Gather all lines in the records below that include the word "value".

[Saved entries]
====
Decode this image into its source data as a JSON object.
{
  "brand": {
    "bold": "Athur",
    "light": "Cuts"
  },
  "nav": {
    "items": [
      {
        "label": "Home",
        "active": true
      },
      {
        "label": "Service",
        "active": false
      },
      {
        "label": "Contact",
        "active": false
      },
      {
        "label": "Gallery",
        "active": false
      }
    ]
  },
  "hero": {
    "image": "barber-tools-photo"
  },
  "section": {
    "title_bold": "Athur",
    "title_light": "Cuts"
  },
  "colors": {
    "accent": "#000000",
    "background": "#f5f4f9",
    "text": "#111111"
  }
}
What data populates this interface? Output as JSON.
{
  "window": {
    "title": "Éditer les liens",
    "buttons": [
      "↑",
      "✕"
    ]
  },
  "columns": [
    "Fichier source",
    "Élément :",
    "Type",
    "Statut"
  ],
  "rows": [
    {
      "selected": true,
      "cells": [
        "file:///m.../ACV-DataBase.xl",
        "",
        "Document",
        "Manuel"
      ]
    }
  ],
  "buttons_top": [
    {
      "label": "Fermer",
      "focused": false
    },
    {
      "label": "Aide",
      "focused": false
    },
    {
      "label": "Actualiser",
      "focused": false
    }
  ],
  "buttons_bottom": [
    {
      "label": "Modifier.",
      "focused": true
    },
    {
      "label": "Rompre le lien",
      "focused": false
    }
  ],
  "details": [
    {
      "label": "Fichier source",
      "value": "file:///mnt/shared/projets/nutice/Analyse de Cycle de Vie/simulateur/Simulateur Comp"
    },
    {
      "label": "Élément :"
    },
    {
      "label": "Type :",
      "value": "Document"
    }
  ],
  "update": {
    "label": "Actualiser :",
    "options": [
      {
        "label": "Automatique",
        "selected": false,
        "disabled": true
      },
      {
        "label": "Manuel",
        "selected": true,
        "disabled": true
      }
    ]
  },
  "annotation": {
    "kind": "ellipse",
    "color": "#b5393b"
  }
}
====
* Exercise result *
      "value": "file:///mnt/shared/projets/nutice/Analyse de Cycle de Vie/simulateur/Simulateur Comp"
      "value": "Document"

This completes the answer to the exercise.